───── EXTRACTED RECORDS ─────
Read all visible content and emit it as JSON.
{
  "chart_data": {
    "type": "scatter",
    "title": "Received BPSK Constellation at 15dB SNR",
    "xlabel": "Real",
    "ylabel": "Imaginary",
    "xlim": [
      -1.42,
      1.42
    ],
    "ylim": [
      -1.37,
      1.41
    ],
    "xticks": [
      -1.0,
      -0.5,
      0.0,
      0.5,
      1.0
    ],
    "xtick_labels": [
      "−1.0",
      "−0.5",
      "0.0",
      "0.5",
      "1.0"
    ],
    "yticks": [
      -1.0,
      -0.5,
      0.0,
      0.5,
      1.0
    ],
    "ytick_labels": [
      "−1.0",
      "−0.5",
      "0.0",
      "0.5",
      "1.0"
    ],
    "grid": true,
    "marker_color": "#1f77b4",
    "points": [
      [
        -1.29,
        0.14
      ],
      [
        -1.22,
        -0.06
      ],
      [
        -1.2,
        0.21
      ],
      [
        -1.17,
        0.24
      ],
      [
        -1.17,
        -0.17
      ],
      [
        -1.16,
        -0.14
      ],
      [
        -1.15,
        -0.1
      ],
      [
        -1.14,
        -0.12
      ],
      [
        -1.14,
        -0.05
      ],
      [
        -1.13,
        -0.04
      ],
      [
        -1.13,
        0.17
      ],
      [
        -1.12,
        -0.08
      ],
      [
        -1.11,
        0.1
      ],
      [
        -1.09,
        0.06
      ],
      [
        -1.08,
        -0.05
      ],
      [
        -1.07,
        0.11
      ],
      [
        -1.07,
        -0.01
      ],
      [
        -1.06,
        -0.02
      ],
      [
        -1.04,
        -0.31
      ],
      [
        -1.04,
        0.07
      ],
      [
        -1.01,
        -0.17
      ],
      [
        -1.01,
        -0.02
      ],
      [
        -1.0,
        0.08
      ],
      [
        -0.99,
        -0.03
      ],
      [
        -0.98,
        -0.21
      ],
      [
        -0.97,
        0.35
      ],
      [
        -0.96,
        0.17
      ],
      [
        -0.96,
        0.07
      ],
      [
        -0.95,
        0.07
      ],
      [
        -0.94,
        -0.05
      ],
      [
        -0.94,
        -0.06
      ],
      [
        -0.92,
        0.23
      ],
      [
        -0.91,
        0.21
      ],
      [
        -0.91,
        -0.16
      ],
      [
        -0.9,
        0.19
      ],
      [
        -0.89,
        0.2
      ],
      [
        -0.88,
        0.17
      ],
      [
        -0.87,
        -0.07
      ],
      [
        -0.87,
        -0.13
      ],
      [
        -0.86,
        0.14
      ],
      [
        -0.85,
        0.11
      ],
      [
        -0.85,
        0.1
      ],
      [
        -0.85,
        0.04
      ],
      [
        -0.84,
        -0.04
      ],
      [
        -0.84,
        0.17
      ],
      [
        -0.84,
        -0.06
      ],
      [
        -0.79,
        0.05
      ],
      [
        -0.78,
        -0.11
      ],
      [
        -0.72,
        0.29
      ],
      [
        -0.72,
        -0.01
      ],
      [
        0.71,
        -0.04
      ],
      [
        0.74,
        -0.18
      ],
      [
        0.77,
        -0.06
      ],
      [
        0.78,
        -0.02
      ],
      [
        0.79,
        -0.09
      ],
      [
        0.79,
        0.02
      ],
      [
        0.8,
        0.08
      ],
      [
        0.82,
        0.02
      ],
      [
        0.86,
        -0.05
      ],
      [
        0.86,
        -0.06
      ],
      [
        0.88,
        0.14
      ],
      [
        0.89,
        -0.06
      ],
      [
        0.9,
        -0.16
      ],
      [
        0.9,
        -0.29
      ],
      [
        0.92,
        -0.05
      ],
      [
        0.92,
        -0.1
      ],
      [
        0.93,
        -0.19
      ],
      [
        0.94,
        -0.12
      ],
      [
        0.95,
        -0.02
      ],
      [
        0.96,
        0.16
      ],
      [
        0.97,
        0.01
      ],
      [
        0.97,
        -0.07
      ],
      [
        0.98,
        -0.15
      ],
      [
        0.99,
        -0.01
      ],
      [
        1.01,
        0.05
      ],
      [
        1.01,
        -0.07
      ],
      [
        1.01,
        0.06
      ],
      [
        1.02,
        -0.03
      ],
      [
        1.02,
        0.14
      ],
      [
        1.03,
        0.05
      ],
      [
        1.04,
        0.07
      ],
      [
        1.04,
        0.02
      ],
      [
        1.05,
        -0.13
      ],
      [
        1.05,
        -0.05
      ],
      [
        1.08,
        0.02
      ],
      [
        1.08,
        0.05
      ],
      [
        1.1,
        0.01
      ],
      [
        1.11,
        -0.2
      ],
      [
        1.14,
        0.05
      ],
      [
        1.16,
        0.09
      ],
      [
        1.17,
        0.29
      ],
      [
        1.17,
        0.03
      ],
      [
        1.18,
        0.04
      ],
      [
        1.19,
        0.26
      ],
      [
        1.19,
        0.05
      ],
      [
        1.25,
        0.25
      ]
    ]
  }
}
─────
TASK STATEMENT
Copy each record from above without leaving any out.

WORKED SOLUTION
Read all visible content and emit it as JSON.
{
  "chart_data": {
    "type": "scatter",
    "title": "Received BPSK Constellation at 15dB SNR",
    "xlabel": "Real",
    "ylabel": "Imaginary",
    "xlim": [
      -1.42,
      1.42
    ],
    "ylim": [
      -1.37,
      1.41
    ],
    "xticks": [
      -1.0,
      -0.5,
      0.0,
      0.5,
      1.0
    ],
    "xtick_labels": [
      "−1.0",
      "−0.5",
      "0.0",
      "0.5",
      "1.0"
    ],
    "yticks": [
      -1.0,
      -0.5,
      0.0,
      0.5,
      1.0
    ],
    "ytick_labels": [
      "−1.0",
      "−0.5",
      "0.0",
      "0.5",
      "1.0"
    ],
    "grid": true,
    "marker_color": "#1f77b4",
    "points": [
      [
        -1.29,
        0.14
      ],
      [
        -1.22,
        -0.06
      ],
      [
        -1.2,
        0.21
      ],
      [
        -1.17,
        0.24
      ],
      [
        -1.17,
        -0.17
      ],
      [
        -1.16,
        -0.14
      ],
      [
        -1.15,
        -0.1
      ],
      [
        -1.14,
        -0.12
      ],
      [
        -1.14,
        -0.05
      ],
      [
        -1.13,
        -0.04
      ],
      [
        -1.13,
        0.17
      ],
      [
        -1.12,
        -0.08
      ],
      [
        -1.11,
        0.1
      ],
      [
        -1.09,
        0.06
      ],
      [
        -1.08,
        -0.05
      ],
      [
        -1.07,
        0.11
      ],
      [
        -1.07,
        -0.01
      ],
      [
        -1.06,
        -0.02
      ],
      [
        -1.04,
        -0.31
      ],
      [
        -1.04,
        0.07
      ],
      [
        -1.01,
        -0.17
      ],
      [
        -1.01,
        -0.02
      ],
      [
        -1.0,
        0.08
      ],
      [
        -0.99,
        -0.03
      ],
      [
        -0.98,
        -0.21
      ],
      [
        -0.97,
        0.35
      ],
      [
        -0.96,
        0.17
      ],
      [
        -0.96,
        0.07
      ],
      [
        -0.95,
        0.07
      ],
      [
        -0.94,
        -0.05
      ],
      [
        -0.94,
        -0.06
      ],
      [
        -0.92,
        0.23
      ],
      [
        -0.91,
        0.21
      ],
      [
        -0.91,
        -0.16
      ],
      [
        -0.9,
        0.19
      ],
      [
        -0.89,
        0.2
      ],
      [
        -0.88,
        0.17
      ],
      [
        -0.87,
        -0.07
      ],
      [
        -0.87,
        -0.13
      ],
      [
        -0.86,
        0.14
      ],
      [
        -0.85,
        0.11
      ],
      [
        -0.85,
        0.1
      ],
      [
        -0.85,
        0.04
      ],
      [
        -0.84,
        -0.04
      ],
      [
        -0.84,
        0.17
      ],
      [
        -0.84,
        -0.06
      ],
      [
        -0.79,
        0.05
      ],
      [
        -0.78,
        -0.11
      ],
      [
        -0.72,
        0.29
      ],
      [
        -0.72,
        -0.01
      ],
      [
        0.71,
        -0.04
      ],
      [
        0.74,
        -0.18
      ],
      [
        0.77,
        -0.06
      ],
      [
        0.78,
        -0.02
      ],
      [
        0.79,
        -0.09
      ],
      [
        0.79,
        0.02
      ],
      [
        0.8,
        0.08
      ],
      [
        0.82,
        0.02
      ],
      [
        0.86,
        -0.05
      ],
      [
        0.86,
        -0.06
      ],
      [
        0.88,
        0.14
      ],
      [
        0.89,
        -0.06
      ],
      [
        0.9,
        -0.16
      ],
      [
        0.9,
        -0.29
      ],
      [
        0.92,
        -0.05
      ],
      [
        0.92,
        -0.1
      ],
      [
        0.93,
        -0.19
      ],
      [
        0.94,
        -0.12
      ],
      [
        0.95,
        -0.02
      ],
      [
        0.96,
        0.16
      ],
      [
        0.97,
        0.01
      ],
      [
        0.97,
        -0.07
      ],
      [
        0.98,
        -0.15
      ],
      [
        0.99,
        -0.01
      ],
      [
        1.01,
        0.05
      ],
      [
        1.01,
        -0.07
      ],
      [
        1.01,
        0.06
      ],
      [
        1.02,
        -0.03
      ],
      [
        1.02,
        0.14
      ],
      [
        1.03,
        0.05
      ],
      [
        1.04,
        0.07
      ],
      [
        1.04,
        0.02
      ],
      [
        1.05,
        -0.13
      ],
      [
        1.05,
        -0.05
      ],
      [
        1.08,
        0.02
      ],
      [
        1.08,
        0.05
      ],
      [
        1.1,
        0.01
      ],
      [
        1.11,
        -0.2
      ],
      [
        1.14,
        0.05
      ],
      [
        1.16,
        0.09
      ],
      [
        1.17,
        0.29
      ],
      [
        1.17,
        0.03
      ],
      [
        1.18,
        0.04
      ],
      [
        1.19,
        0.26
      ],
      [
        1.19,
        0.05
      ],
      [
        1.25,
        0.25
      ]
    ]
  }
}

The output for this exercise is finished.